[Document page image records]
────────────────

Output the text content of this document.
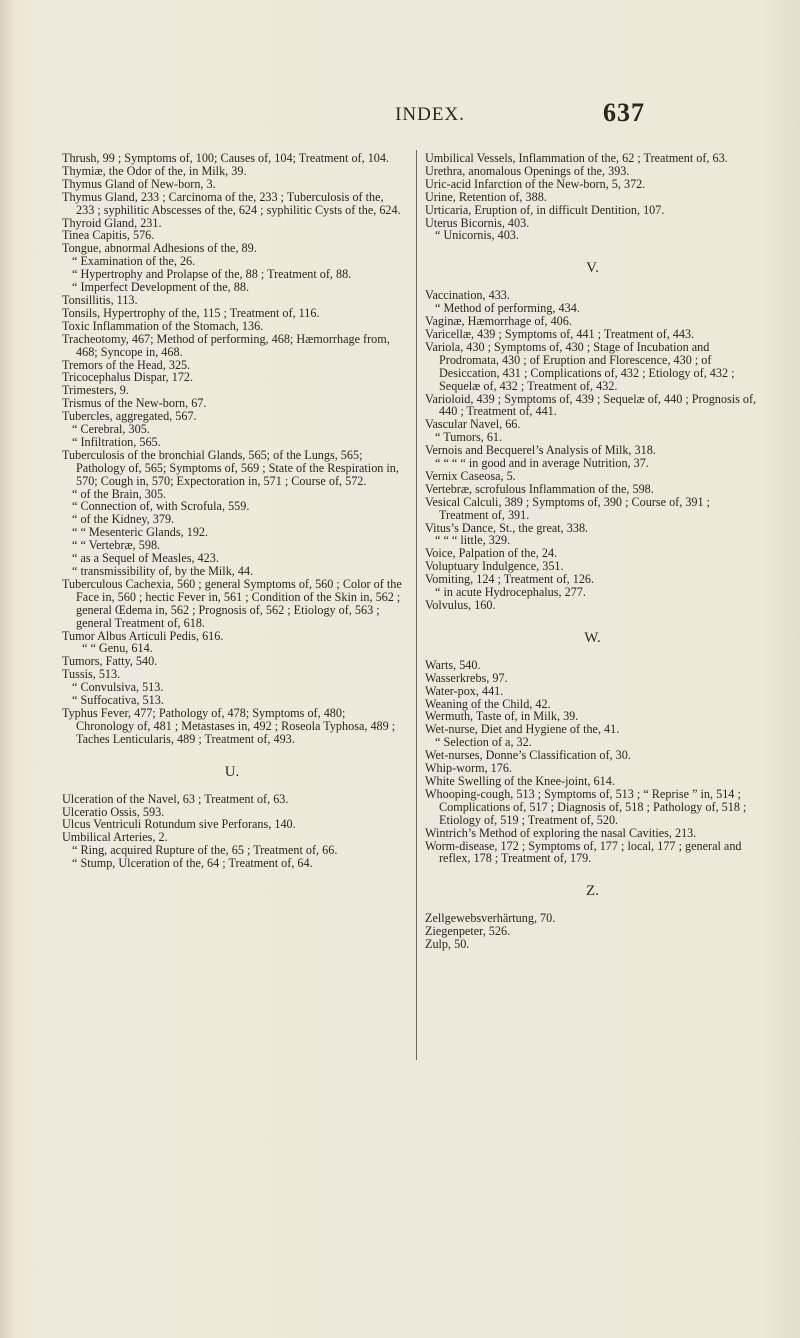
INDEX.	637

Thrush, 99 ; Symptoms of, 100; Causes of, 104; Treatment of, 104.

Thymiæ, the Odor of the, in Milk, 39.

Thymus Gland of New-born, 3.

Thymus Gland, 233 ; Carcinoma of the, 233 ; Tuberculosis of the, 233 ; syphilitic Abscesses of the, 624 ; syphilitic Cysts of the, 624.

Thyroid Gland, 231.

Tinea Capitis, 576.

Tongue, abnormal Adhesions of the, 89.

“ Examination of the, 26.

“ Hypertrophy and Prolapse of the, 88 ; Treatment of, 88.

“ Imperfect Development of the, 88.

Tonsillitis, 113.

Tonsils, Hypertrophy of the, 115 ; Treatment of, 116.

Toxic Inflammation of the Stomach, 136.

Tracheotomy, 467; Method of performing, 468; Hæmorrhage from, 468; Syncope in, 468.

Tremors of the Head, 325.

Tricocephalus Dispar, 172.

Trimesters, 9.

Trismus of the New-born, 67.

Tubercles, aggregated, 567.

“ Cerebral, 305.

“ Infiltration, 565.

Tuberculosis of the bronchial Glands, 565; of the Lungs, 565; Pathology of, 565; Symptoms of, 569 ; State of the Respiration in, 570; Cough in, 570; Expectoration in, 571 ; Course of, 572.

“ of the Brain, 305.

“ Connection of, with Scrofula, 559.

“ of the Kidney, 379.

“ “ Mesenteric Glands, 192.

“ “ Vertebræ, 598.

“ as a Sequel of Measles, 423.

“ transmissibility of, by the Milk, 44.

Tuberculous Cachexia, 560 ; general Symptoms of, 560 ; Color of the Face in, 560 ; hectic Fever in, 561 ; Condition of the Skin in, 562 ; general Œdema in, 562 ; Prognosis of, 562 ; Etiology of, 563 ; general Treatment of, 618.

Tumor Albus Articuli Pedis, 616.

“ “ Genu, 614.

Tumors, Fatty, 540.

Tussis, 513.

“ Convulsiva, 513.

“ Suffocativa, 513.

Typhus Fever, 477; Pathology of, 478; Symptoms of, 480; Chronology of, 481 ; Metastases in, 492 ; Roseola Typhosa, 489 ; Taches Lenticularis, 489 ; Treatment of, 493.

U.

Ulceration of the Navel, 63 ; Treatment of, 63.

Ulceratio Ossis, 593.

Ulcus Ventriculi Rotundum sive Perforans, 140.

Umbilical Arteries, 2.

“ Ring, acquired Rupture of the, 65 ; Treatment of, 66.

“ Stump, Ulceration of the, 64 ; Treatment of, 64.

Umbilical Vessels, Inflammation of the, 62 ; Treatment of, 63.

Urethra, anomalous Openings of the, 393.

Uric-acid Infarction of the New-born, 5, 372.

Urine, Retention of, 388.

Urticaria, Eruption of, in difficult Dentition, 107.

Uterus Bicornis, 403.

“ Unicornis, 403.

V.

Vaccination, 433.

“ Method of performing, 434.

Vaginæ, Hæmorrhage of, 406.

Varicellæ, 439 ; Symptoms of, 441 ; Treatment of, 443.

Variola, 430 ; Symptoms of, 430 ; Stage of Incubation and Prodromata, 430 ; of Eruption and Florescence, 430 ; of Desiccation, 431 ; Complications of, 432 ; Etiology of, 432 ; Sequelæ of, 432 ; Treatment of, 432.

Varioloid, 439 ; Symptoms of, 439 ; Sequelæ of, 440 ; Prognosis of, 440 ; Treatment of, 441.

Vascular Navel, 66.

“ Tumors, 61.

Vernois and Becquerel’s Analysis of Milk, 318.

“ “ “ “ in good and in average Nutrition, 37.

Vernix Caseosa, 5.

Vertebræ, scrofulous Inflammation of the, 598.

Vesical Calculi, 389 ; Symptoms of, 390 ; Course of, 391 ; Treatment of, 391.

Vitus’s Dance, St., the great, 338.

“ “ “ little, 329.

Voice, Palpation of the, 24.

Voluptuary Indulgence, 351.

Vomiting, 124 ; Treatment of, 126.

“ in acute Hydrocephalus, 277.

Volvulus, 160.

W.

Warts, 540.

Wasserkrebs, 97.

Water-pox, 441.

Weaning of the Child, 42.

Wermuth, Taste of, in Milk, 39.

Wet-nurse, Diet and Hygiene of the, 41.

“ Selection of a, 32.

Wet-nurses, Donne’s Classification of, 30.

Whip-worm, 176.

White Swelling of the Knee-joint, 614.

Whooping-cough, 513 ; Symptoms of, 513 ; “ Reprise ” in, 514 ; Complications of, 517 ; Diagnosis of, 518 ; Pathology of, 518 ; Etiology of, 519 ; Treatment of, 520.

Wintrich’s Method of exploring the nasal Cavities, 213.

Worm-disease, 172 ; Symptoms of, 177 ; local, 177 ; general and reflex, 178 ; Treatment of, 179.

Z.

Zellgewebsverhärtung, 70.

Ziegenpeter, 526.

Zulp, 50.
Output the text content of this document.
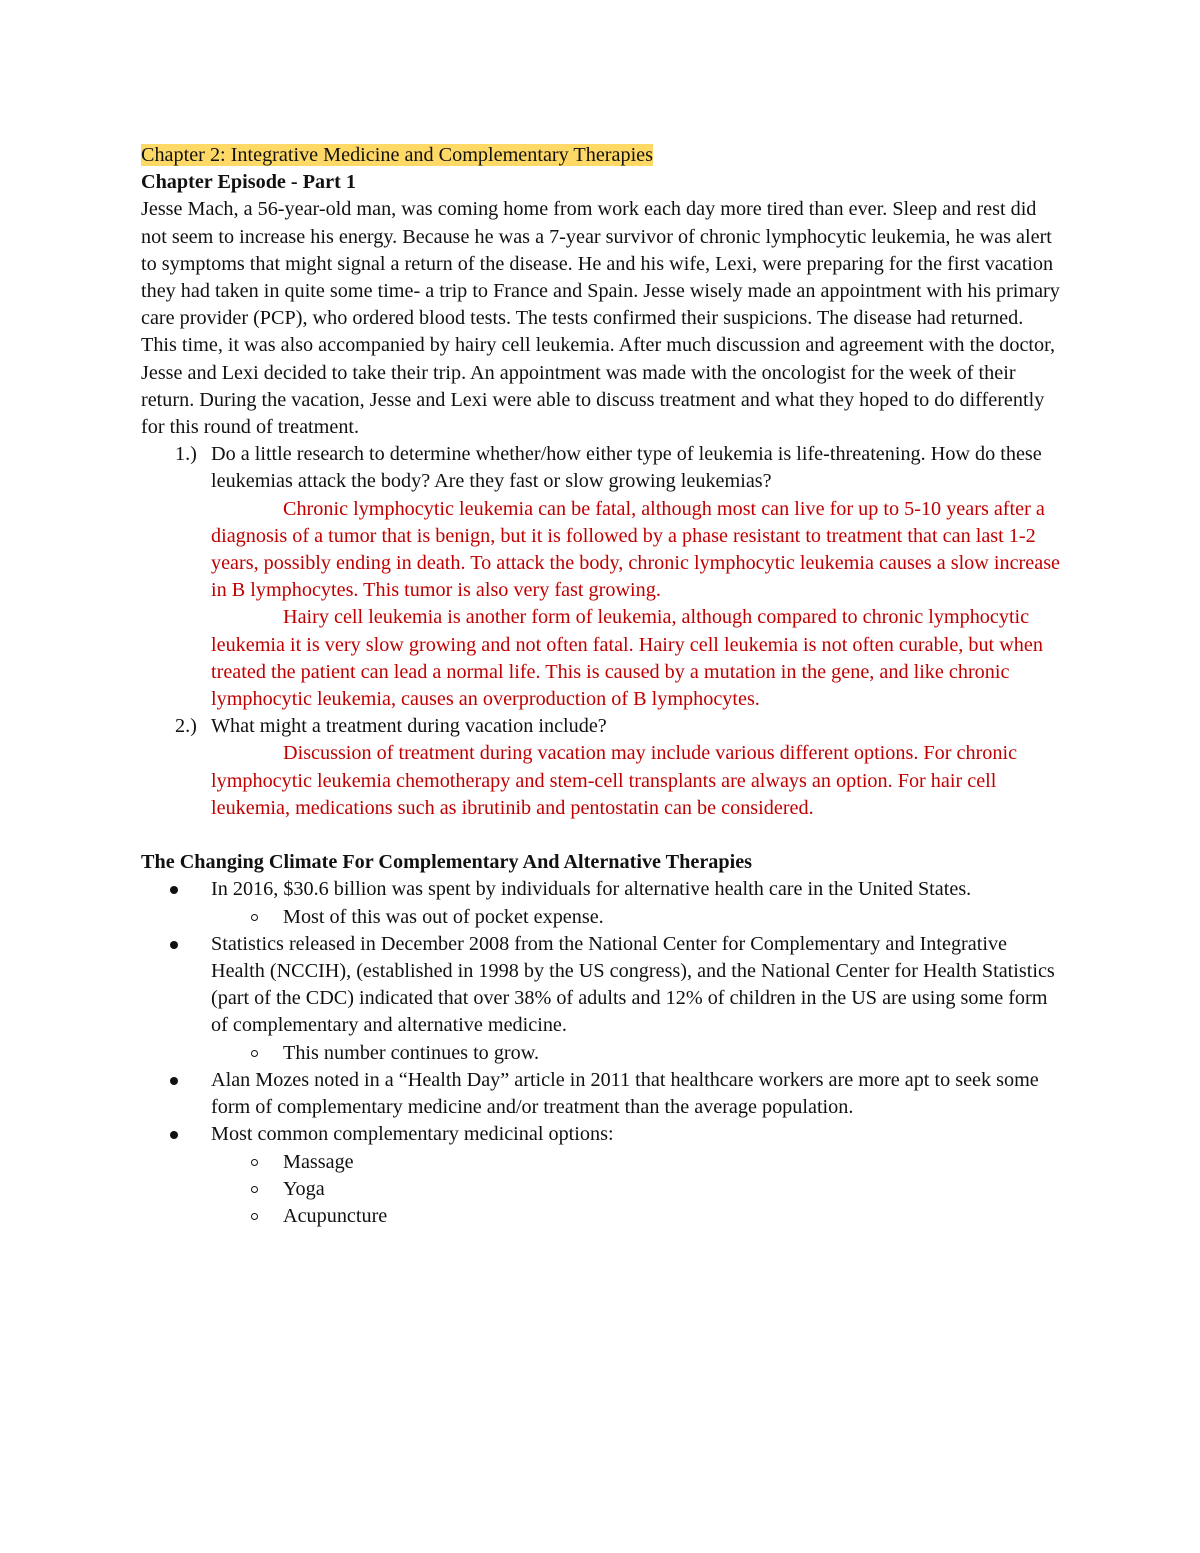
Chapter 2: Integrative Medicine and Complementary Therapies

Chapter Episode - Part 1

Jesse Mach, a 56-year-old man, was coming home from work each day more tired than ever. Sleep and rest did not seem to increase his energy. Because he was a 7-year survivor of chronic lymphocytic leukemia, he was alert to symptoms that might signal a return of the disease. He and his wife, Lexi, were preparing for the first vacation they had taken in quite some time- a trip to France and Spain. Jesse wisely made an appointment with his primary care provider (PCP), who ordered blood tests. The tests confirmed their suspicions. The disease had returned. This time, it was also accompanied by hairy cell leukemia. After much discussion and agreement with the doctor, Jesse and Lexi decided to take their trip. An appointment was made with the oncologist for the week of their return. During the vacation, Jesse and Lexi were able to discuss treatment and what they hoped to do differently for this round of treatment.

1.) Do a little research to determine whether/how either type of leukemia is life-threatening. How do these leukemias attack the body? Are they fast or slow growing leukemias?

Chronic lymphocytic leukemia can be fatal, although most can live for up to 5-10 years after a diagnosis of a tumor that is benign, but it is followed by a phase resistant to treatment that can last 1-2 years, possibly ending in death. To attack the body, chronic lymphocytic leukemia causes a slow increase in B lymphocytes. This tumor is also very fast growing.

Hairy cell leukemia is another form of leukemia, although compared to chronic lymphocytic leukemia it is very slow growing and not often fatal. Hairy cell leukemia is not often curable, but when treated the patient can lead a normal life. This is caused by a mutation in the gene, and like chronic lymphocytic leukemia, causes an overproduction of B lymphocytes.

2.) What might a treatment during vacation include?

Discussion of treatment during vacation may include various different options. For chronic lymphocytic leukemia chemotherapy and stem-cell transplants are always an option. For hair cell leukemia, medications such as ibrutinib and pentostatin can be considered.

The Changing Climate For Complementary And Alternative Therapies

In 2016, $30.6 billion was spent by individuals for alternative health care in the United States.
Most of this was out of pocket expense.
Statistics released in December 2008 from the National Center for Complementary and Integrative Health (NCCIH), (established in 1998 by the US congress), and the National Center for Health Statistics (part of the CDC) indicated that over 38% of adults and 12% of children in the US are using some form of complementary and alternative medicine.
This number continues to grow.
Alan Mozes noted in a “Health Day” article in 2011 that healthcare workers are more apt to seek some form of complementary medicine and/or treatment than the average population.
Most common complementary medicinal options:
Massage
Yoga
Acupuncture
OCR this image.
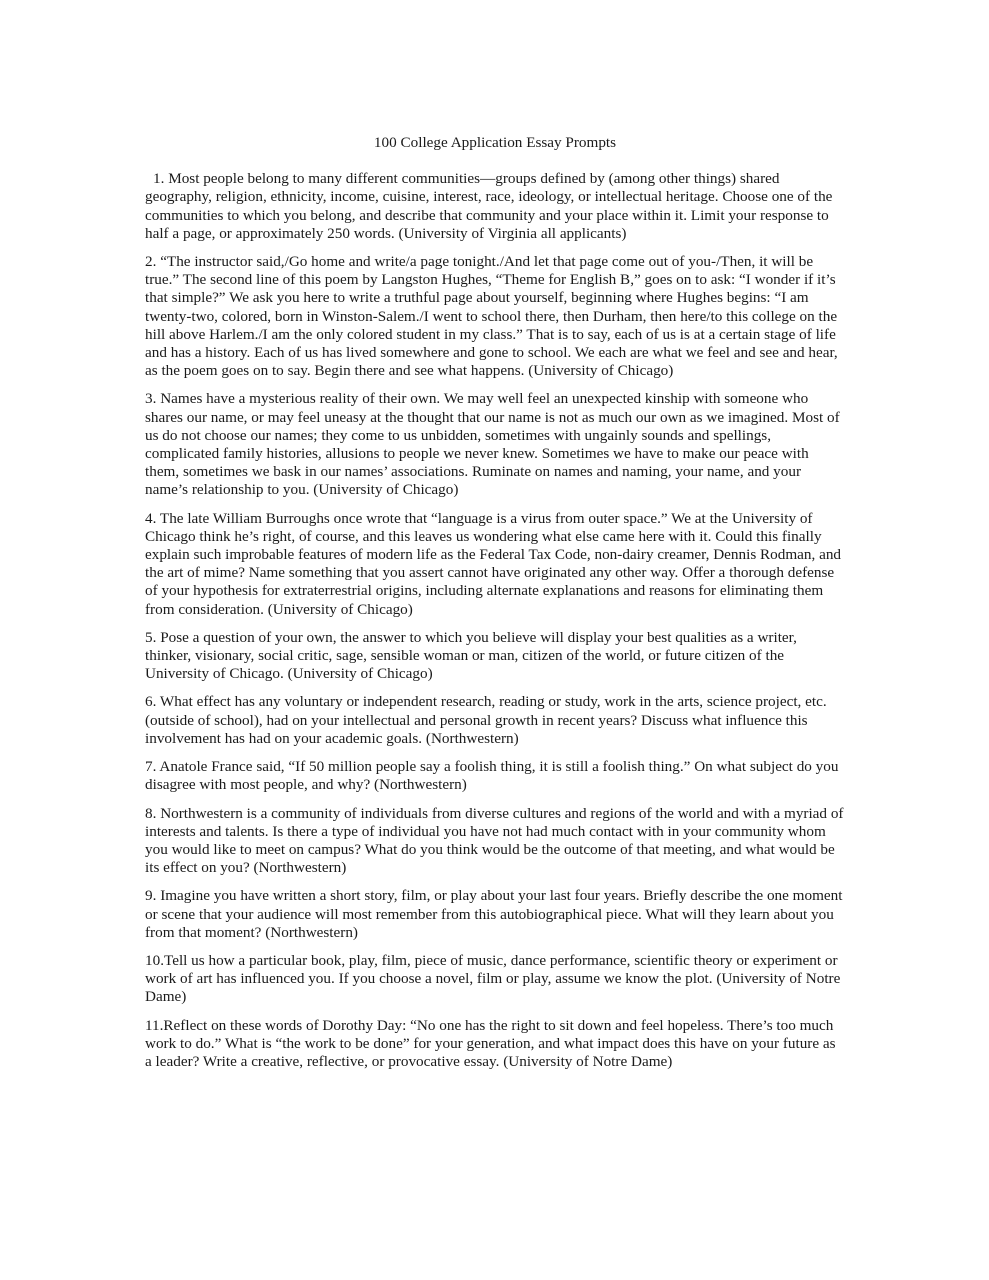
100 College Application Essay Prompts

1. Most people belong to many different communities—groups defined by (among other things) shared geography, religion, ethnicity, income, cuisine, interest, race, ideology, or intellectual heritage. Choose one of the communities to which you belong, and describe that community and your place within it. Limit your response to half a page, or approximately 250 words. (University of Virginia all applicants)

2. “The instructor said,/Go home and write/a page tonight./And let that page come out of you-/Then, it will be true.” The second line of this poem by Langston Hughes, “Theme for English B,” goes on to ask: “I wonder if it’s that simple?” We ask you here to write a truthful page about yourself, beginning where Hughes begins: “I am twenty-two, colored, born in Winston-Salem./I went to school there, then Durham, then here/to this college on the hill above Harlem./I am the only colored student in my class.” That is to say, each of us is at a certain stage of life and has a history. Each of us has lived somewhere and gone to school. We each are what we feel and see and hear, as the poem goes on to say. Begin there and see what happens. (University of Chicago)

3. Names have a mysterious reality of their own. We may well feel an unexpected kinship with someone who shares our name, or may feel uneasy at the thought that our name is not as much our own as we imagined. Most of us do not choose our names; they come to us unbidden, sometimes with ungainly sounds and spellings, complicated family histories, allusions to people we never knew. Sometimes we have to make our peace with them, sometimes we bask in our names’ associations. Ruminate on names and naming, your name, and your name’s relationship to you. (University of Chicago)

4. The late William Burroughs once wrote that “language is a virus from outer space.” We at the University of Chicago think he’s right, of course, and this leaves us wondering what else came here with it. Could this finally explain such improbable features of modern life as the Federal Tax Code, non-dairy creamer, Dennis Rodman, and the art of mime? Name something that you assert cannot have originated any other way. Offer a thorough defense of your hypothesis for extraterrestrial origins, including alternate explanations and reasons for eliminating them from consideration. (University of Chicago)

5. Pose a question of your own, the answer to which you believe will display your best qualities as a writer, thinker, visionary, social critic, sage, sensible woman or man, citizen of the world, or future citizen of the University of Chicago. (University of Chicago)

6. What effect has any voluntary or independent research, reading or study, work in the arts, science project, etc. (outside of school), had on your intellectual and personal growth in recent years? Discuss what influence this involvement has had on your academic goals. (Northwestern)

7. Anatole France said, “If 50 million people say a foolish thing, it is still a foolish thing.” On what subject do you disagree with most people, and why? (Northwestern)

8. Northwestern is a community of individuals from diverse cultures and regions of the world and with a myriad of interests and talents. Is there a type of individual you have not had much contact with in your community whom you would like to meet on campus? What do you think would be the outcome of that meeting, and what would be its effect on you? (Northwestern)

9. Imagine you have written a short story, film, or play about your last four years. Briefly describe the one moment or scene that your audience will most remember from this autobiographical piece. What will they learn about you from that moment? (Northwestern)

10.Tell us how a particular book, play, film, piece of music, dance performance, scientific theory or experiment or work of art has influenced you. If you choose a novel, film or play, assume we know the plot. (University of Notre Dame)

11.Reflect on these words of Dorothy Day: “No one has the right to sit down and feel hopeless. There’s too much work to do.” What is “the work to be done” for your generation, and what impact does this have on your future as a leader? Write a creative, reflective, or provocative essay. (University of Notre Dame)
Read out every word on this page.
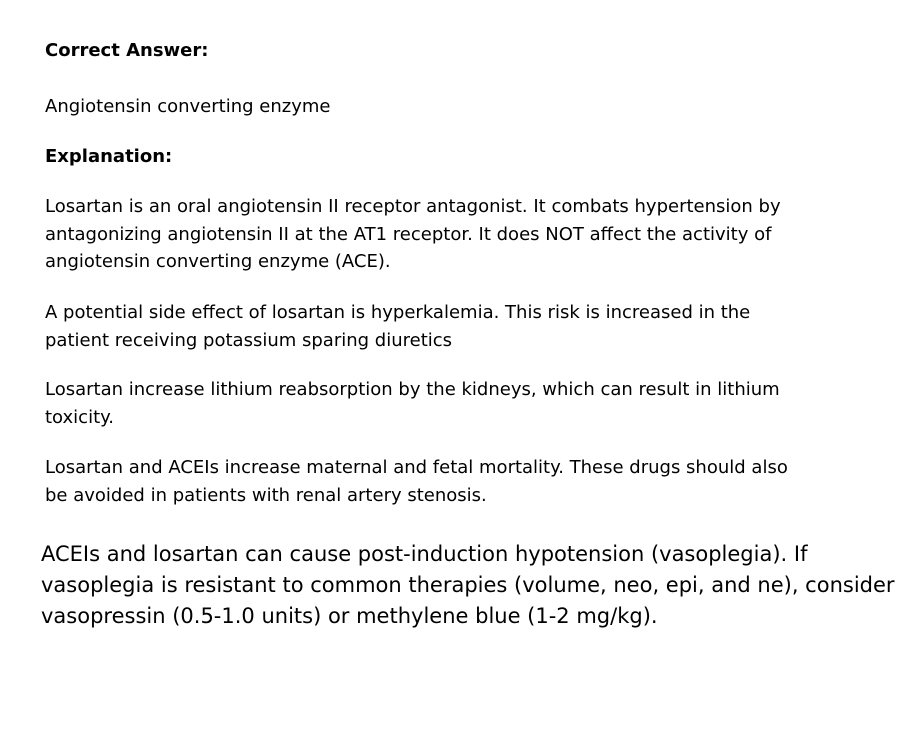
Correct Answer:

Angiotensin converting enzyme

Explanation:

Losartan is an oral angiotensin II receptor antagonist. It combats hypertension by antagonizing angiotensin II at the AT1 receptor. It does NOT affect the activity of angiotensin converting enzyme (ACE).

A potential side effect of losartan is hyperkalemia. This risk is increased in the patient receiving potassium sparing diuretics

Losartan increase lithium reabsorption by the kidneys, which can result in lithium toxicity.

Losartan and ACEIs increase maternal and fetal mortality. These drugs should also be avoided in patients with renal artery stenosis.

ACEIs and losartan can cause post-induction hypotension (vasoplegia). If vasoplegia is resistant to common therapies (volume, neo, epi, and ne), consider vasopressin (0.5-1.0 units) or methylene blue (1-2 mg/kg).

────────────────

• _TASK ITEM_
Check every line of the entries above, and copy those that carry the string "attack".

• _RESPONSE_
1.) Do a little research to determine whether/how either type of leukemia is life-threatening. How do these leukemias attack the body? Are they fast or slow growing leukemias?
Chronic lymphocytic leukemia can be fatal, although most can live for up to 5-10 years after a diagnosis of a tumor that is benign, but it is followed by a phase resistant to treatment that can last 1-2 years, possibly ending in death. To attack the body, chronic lymphocytic leukemia causes a slow increase in B lymphocytes. This tumor is also very fast growing.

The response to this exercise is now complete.